**Task brief:**
Only the number is wanted: tally the lines below that contain the word "Andr".

**Source records:**
┏━━

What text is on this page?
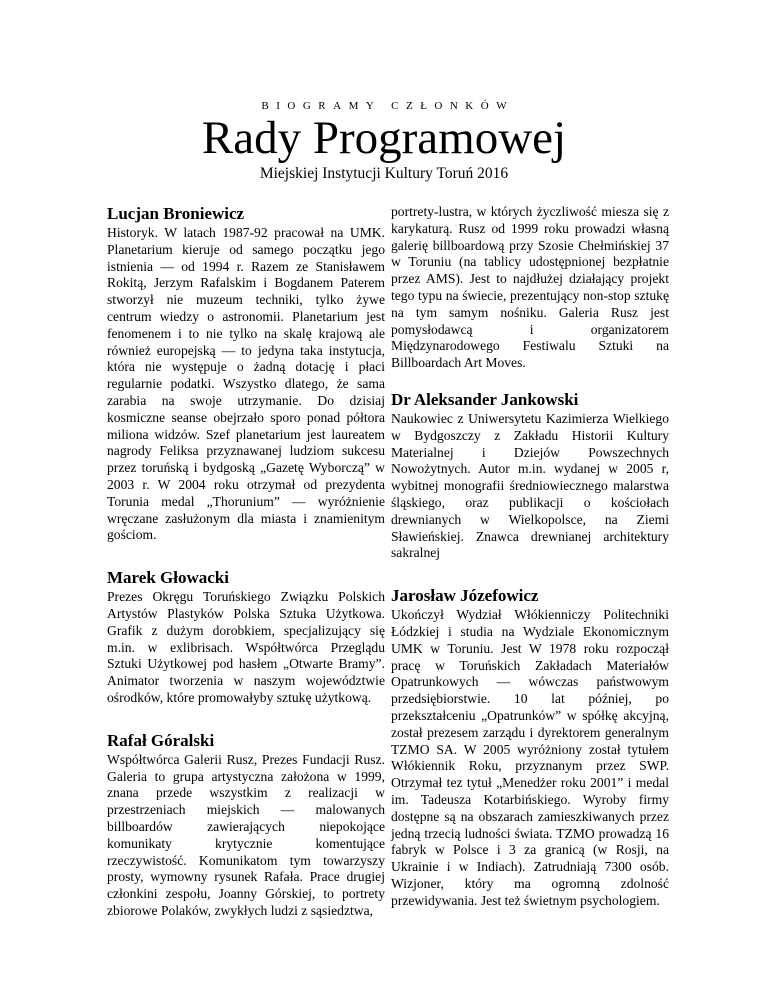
BIOGRAMY CZŁONKÓW
Rady Programowej
Miejskiej Instytucji Kultury Toruń 2016
Lucjan Broniewicz

Historyk. W latach 1987-92 pracował na UMK. Planetarium kieruje od samego początku jego istnienia — od 1994 r. Razem ze Stanisławem Rokitą, Jerzym Rafalskim i Bogdanem Paterem stworzył nie muzeum techniki, tylko żywe centrum wiedzy o astronomii. Planetarium jest fenomenem i to nie tylko na skalę krajową ale również europejską — to jedyna taka instytucja, która nie występuje o żadną dotację i płaci regularnie podatki. Wszystko dlatego, że sama zarabia na swoje utrzymanie. Do dzisiaj kosmiczne seanse obejrzało sporo ponad półtora miliona widzów. Szef planetarium jest laureatem nagrody Feliksa przyznawanej ludziom sukcesu przez toruńską i bydgoską „Gazetę Wyborczą” w 2003 r. W 2004 roku otrzymał od prezydenta Torunia medal „Thorunium” — wyróżnienie wręczane zasłużonym dla miasta i znamienitym gościom.

Marek Głowacki

Prezes Okręgu Toruńskiego Związku Polskich Artystów Plastyków Polska Sztuka Użytkowa. Grafik z dużym dorobkiem, specjalizujący się m.in. w exlibrisach. Współtwórca Przeglądu Sztuki Użytkowej pod hasłem „Otwarte Bramy”. Animator tworzenia w naszym województwie ośrodków, które promowałyby sztukę użytkową.

Rafał Góralski

Współtwórca Galerii Rusz, Prezes Fundacji Rusz. Galeria to grupa artystyczna założona w 1999, znana przede wszystkim z realizacji w przestrzeniach miejskich — malowanych billboardów zawierających niepokojące komunikaty krytycznie komentujące rzeczywistość. Komunikatom tym towarzyszy prosty, wymowny rysunek Rafała. Prace drugiej członkini zespołu, Joanny Górskiej, to portrety zbiorowe Polaków, zwykłych ludzi z sąsiedztwa,

portrety-lustra, w których życzliwość miesza się z karykaturą. Rusz od 1999 roku prowadzi własną galerię billboardową przy Szosie Chełmińskiej 37 w Toruniu (na tablicy udostępnionej bezpłatnie przez AMS). Jest to najdłużej działający projekt tego typu na świecie, prezentujący non-stop sztukę na tym samym nośniku. Galeria Rusz jest pomysłodawcą i organizatorem Międzynarodowego Festiwalu Sztuki na Billboardach Art Moves.

Dr Aleksander Jankowski

Naukowiec z Uniwersytetu Kazimierza Wielkiego w Bydgoszczy z Zakładu Historii Kultury Materialnej i Dziejów Powszechnych Nowożytnych. Autor m.in. wydanej w 2005 r, wybitnej monografii średniowiecznego malarstwa śląskiego, oraz publikacji o kościołach drewnianych w Wielkopolsce, na Ziemi Sławieńskiej. Znawca drewnianej architektury sakralnej

Jarosław Józefowicz

Ukończył Wydział Włókienniczy Politechniki Łódzkiej i studia na Wydziale Ekonomicznym UMK w Toruniu. Jest W 1978 roku rozpoczął pracę w Toruńskich Zakładach Materiałów Opatrunkowych — wówczas państwowym przedsiębiorstwie. 10 lat później, po przekształceniu „Opatrunków” w spółkę akcyjną, został prezesem zarządu i dyrektorem generalnym TZMO SA. W 2005 wyróżniony został tytułem Włókiennik Roku, przyznanym przez SWP. Otrzymał tez tytuł „Menedżer roku 2001” i medal im. Tadeusza Kotarbińskiego. Wyroby firmy dostępne są na obszarach zamieszkiwanych przez jedną trzecią ludności świata. TZMO prowadzą 16 fabryk w Polsce i 3 za granicą (w Rosji, na Ukrainie i w Indiach). Zatrudniają 7300 osób. Wizjoner, który ma ogromną zdolność przewidywania. Jest też świetnym psychologiem.
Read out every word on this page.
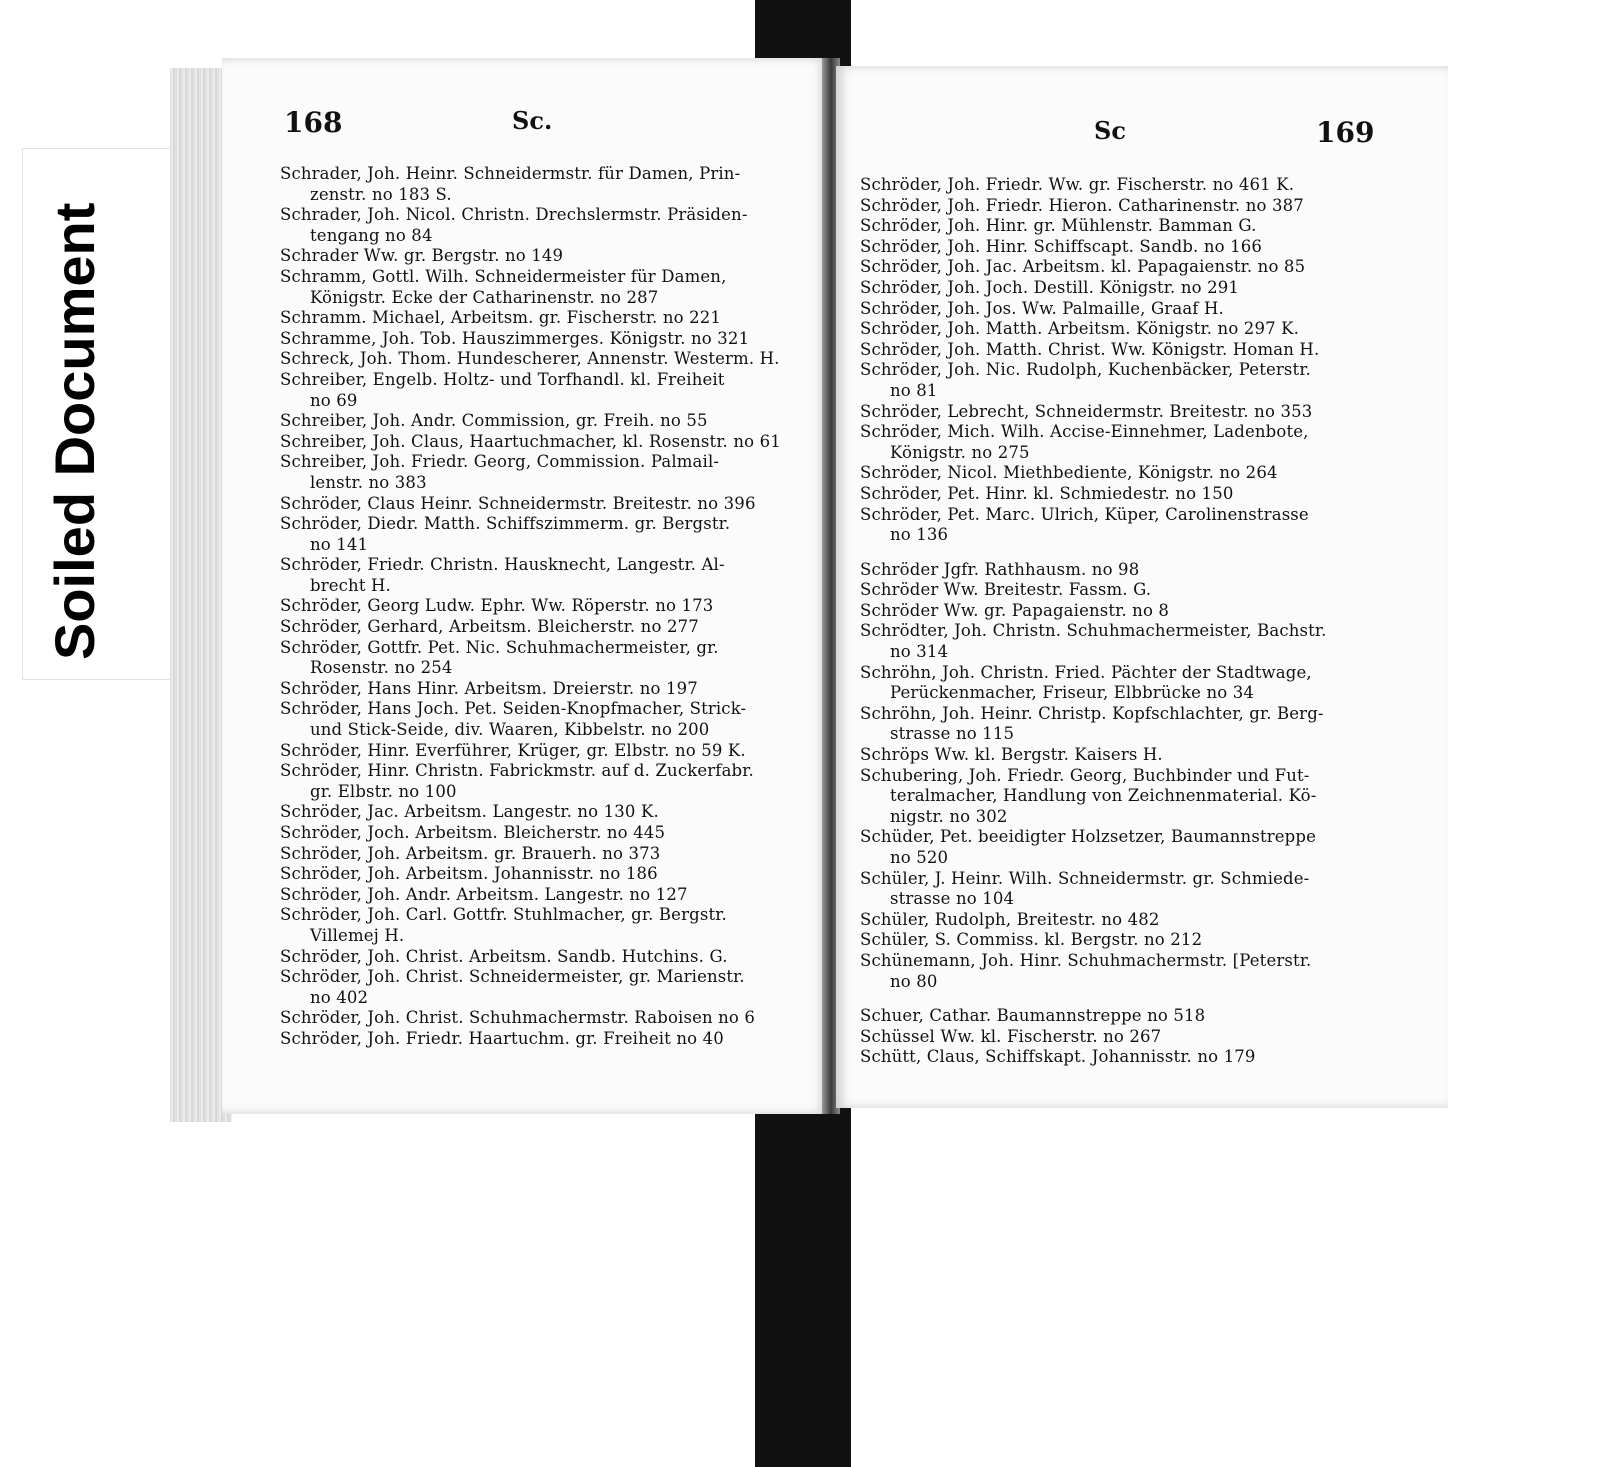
Soiled Document
168	Sc.
Schrader, Joh. Heinr. Schneidermstr. für Damen, Prin-
zenstr. no 183 S.
Schrader, Joh. Nicol. Christn. Drechslermstr. Präsiden-
tengang no 84
Schrader Ww. gr. Bergstr. no 149
Schramm, Gottl. Wilh. Schneidermeister für Damen,
Königstr. Ecke der Catharinenstr. no 287
Schramm. Michael, Arbeitsm. gr. Fischerstr. no 221
Schramme, Joh. Tob. Hauszimmerges. Königstr. no 321
Schreck, Joh. Thom. Hundescherer, Annenstr. Westerm. H.
Schreiber, Engelb. Holtz- und Torfhandl. kl. Freiheit
no 69
Schreiber, Joh. Andr. Commission, gr. Freih. no 55
Schreiber, Joh. Claus, Haartuchmacher, kl. Rosenstr. no 61
Schreiber, Joh. Friedr. Georg, Commission. Palmail-
lenstr. no 383
Schröder, Claus Heinr. Schneidermstr. Breitestr. no 396
Schröder, Diedr. Matth. Schiffszimmerm. gr. Bergstr.
no 141
Schröder, Friedr. Christn. Hausknecht, Langestr. Al-
brecht H.
Schröder, Georg Ludw. Ephr. Ww. Röperstr. no 173
Schröder, Gerhard, Arbeitsm. Bleicherstr. no 277
Schröder, Gottfr. Pet. Nic. Schuhmachermeister, gr.
Rosenstr. no 254
Schröder, Hans Hinr. Arbeitsm. Dreierstr. no 197
Schröder, Hans Joch. Pet. Seiden-Knopfmacher, Strick-
und Stick-Seide, div. Waaren, Kibbelstr. no 200
Schröder, Hinr. Everführer, Krüger, gr. Elbstr. no 59 K.
Schröder, Hinr. Christn. Fabrickmstr. auf d. Zuckerfabr.
gr. Elbstr. no 100
Schröder, Jac. Arbeitsm. Langestr. no 130 K.
Schröder, Joch. Arbeitsm. Bleicherstr. no 445
Schröder, Joh. Arbeitsm. gr. Brauerh. no 373
Schröder, Joh. Arbeitsm. Johannisstr. no 186
Schröder, Joh. Andr. Arbeitsm. Langestr. no 127
Schröder, Joh. Carl. Gottfr. Stuhlmacher, gr. Bergstr.
Villemej H.
Schröder, Joh. Christ. Arbeitsm. Sandb. Hutchins. G.
Schröder, Joh. Christ. Schneidermeister, gr. Marienstr.
no 402
Schröder, Joh. Christ. Schuhmachermstr. Raboisen no 6
Schröder, Joh. Friedr. Haartuchm. gr. Freiheit no 40
Sc	169
Schröder, Joh. Friedr. Ww. gr. Fischerstr. no 461 K.
Schröder, Joh. Friedr. Hieron. Catharinenstr. no 387
Schröder, Joh. Hinr. gr. Mühlenstr. Bamman G.
Schröder, Joh. Hinr. Schiffscapt. Sandb. no 166
Schröder, Joh. Jac. Arbeitsm. kl. Papagaienstr. no 85
Schröder, Joh. Joch. Destill. Königstr. no 291
Schröder, Joh. Jos. Ww. Palmaille, Graaf H.
Schröder, Joh. Matth. Arbeitsm. Königstr. no 297 K.
Schröder, Joh. Matth. Christ. Ww. Königstr. Homan H.
Schröder, Joh. Nic. Rudolph, Kuchenbäcker, Peterstr.
no 81
Schröder, Lebrecht, Schneidermstr. Breitestr. no 353
Schröder, Mich. Wilh. Accise-Einnehmer, Ladenbote,
Königstr. no 275
Schröder, Nicol. Miethbediente, Königstr. no 264
Schröder, Pet. Hinr. kl. Schmiedestr. no 150
Schröder, Pet. Marc. Ulrich, Küper, Carolinenstrasse
no 136
Schröder Jgfr. Rathhausm. no 98
Schröder Ww. Breitestr. Fassm. G.
Schröder Ww. gr. Papagaienstr. no 8
Schrödter, Joh. Christn. Schuhmachermeister, Bachstr.
no 314
Schröhn, Joh. Christn. Fried. Pächter der Stadtwage,
Perückenmacher, Friseur, Elbbrücke no 34
Schröhn, Joh. Heinr. Christp. Kopfschlachter, gr. Berg-
strasse no 115
Schröps Ww. kl. Bergstr. Kaisers H.
Schubering, Joh. Friedr. Georg, Buchbinder und Fut-
teralmacher, Handlung von Zeichnenmaterial. Kö-
nigstr. no 302
Schüder, Pet. beeidigter Holzsetzer, Baumannstreppe
no 520
Schüler, J. Heinr. Wilh. Schneidermstr. gr. Schmiede-
strasse no 104
Schüler, Rudolph, Breitestr. no 482
Schüler, S. Commiss. kl. Bergstr. no 212
Schünemann, Joh. Hinr. Schuhmachermstr. [Peterstr.
no 80
Schuer, Cathar. Baumannstreppe no 518
Schüssel Ww. kl. Fischerstr. no 267
Schütt, Claus, Schiffskapt. Johannisstr. no 179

┗━━

**Exercise response:**
2